# WHAT IS BEING ASKED:
Restate the data below word for word. Skip any images it contains.

Data entries:
- - - -
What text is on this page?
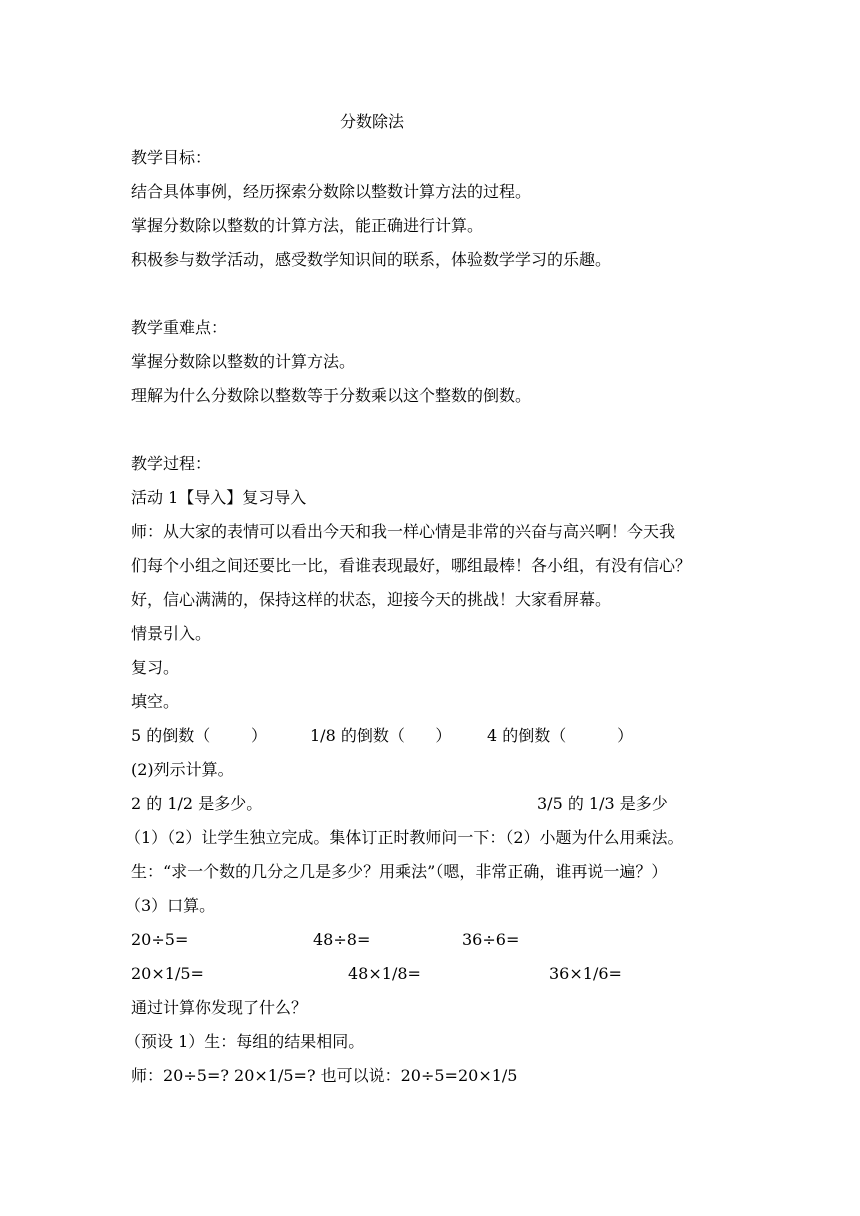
分数除法
教学目标：
结合具体事例，经历探索分数除以整数计算方法的过程。
掌握分数除以整数的计算方法，能正确进行计算。
积极参与数学活动，感受数学知识间的联系，体验数学学习的乐趣。
教学重难点：
掌握分数除以整数的计算方法。
理解为什么分数除以整数等于分数乘以这个整数的倒数。
教学过程：
活动 1【导入】复习导入
师：从大家的表情可以看出今天和我一样心情是非常的兴奋与高兴啊！今天我
们每个小组之间还要比一比，看谁表现最好，哪组最棒！各小组，有没有信心？
好，信心满满的，保持这样的状态，迎接今天的挑战！大家看屏幕。
情景引入。
复习。
填空。
5 的倒数（        ）	1/8 的倒数（      ） 4 的倒数（          ）
(2)列示计算。
2 的 1/2 是多少。	3/5 的 1/3 是多少
（1）（2）让学生独立完成。集体订正时教师问一下：（2）小题为什么用乘法。
生：“求一个数的几分之几是多少？用乘法”（嗯，非常正确，谁再说一遍？）
（3）口算。
20÷5=	48÷8=	36÷6=
20×1/5=	48×1/8=	36×1/6=
通过计算你发现了什么？
（预设 1）生：每组的结果相同。
师：20÷5=? 20×1/5=? 也可以说：20÷5=20×1/5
- - - -
# RESULT:
What text is on this page?
分数除法
教学目标：
结合具体事例，经历探索分数除以整数计算方法的过程。
掌握分数除以整数的计算方法，能正确进行计算。
积极参与数学活动，感受数学知识间的联系，体验数学学习的乐趣。
教学重难点：
掌握分数除以整数的计算方法。
理解为什么分数除以整数等于分数乘以这个整数的倒数。
教学过程：
活动 1【导入】复习导入
师：从大家的表情可以看出今天和我一样心情是非常的兴奋与高兴啊！今天我
们每个小组之间还要比一比，看谁表现最好，哪组最棒！各小组，有没有信心？
好，信心满满的，保持这样的状态，迎接今天的挑战！大家看屏幕。
情景引入。
复习。
填空。
5 的倒数（        ）	1/8 的倒数（      ） 4 的倒数（          ）
(2)列示计算。
2 的 1/2 是多少。	3/5 的 1/3 是多少
（1）（2）让学生独立完成。集体订正时教师问一下：（2）小题为什么用乘法。
生：“求一个数的几分之几是多少？用乘法”（嗯，非常正确，谁再说一遍？）
（3）口算。
20÷5=	48÷8=	36÷6=
20×1/5=	48×1/8=	36×1/6=
通过计算你发现了什么？
（预设 1）生：每组的结果相同。
师：20÷5=? 20×1/5=? 也可以说：20÷5=20×1/5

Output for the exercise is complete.